■ THE TASK: Write each line out again exactly as written.
-- start of DATA LISTING --
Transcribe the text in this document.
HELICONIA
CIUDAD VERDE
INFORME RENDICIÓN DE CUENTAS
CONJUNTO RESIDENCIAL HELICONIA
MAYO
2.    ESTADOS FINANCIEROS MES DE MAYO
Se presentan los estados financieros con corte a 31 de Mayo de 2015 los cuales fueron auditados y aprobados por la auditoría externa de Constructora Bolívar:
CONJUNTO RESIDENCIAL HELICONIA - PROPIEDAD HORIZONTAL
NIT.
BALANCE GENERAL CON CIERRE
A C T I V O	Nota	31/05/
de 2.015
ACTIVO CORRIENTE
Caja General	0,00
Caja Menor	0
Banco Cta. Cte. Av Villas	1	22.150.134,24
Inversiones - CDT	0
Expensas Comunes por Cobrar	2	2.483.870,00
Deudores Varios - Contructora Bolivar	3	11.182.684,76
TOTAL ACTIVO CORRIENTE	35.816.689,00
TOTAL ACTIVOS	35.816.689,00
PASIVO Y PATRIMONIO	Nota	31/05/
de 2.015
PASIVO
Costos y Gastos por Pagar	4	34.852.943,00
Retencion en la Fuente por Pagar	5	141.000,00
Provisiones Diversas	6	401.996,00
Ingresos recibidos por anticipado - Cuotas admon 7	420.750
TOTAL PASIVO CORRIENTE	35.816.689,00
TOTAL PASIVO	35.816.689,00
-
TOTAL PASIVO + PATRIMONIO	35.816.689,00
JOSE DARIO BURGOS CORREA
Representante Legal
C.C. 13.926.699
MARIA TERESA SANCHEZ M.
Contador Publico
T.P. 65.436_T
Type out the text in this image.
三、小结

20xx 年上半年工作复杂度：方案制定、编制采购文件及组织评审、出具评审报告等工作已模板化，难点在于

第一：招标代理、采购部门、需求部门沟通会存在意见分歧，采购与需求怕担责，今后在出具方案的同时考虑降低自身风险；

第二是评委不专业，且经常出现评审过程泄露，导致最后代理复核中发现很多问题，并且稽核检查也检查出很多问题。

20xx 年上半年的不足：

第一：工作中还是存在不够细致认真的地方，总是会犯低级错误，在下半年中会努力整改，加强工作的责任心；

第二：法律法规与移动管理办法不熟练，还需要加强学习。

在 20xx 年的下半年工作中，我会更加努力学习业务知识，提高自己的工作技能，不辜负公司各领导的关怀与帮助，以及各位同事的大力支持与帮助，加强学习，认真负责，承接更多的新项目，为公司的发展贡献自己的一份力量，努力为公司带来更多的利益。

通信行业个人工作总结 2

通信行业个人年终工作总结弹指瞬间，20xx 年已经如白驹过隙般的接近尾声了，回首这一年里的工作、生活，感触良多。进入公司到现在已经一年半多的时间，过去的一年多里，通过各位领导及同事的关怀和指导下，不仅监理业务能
-- end of DATA LISTING --
■ OUTPUT OF THE TASK:
Transcribe the text in this document.
HELICONIA
CIUDAD VERDE
INFORME RENDICIÓN DE CUENTAS
CONJUNTO RESIDENCIAL HELICONIA
MAYO
2.    ESTADOS FINANCIEROS MES DE MAYO
Se presentan los estados financieros con corte a 31 de Mayo de 2015 los cuales fueron auditados y aprobados por la auditoría externa de Constructora Bolívar:
CONJUNTO RESIDENCIAL HELICONIA - PROPIEDAD HORIZONTAL
NIT.
BALANCE GENERAL CON CIERRE
A C T I V O	Nota	31/05/
de 2.015
ACTIVO CORRIENTE
Caja General	0,00
Caja Menor	0
Banco Cta. Cte. Av Villas	1	22.150.134,24
Inversiones - CDT	0
Expensas Comunes por Cobrar	2	2.483.870,00
Deudores Varios - Contructora Bolivar	3	11.182.684,76
TOTAL ACTIVO CORRIENTE	35.816.689,00
TOTAL ACTIVOS	35.816.689,00
PASIVO Y PATRIMONIO	Nota	31/05/
de 2.015
PASIVO
Costos y Gastos por Pagar	4	34.852.943,00
Retencion en la Fuente por Pagar	5	141.000,00
Provisiones Diversas	6	401.996,00
Ingresos recibidos por anticipado - Cuotas admon 7	420.750
TOTAL PASIVO CORRIENTE	35.816.689,00
TOTAL PASIVO	35.816.689,00
-
TOTAL PASIVO + PATRIMONIO	35.816.689,00
JOSE DARIO BURGOS CORREA
Representante Legal
C.C. 13.926.699
MARIA TERESA SANCHEZ M.
Contador Publico
T.P. 65.436_T
Type out the text in this image.
三、小结

20xx 年上半年工作复杂度：方案制定、编制采购文件及组织评审、出具评审报告等工作已模板化，难点在于

第一：招标代理、采购部门、需求部门沟通会存在意见分歧，采购与需求怕担责，今后在出具方案的同时考虑降低自身风险；

第二是评委不专业，且经常出现评审过程泄露，导致最后代理复核中发现很多问题，并且稽核检查也检查出很多问题。

20xx 年上半年的不足：

第一：工作中还是存在不够细致认真的地方，总是会犯低级错误，在下半年中会努力整改，加强工作的责任心；

第二：法律法规与移动管理办法不熟练，还需要加强学习。

在 20xx 年的下半年工作中，我会更加努力学习业务知识，提高自己的工作技能，不辜负公司各领导的关怀与帮助，以及各位同事的大力支持与帮助，加强学习，认真负责，承接更多的新项目，为公司的发展贡献自己的一份力量，努力为公司带来更多的利益。

通信行业个人工作总结 2

通信行业个人年终工作总结弹指瞬间，20xx 年已经如白驹过隙般的接近尾声了，回首这一年里的工作、生活，感触良多。进入公司到现在已经一年半多的时间，过去的一年多里，通过各位领导及同事的关怀和指导下，不仅监理业务能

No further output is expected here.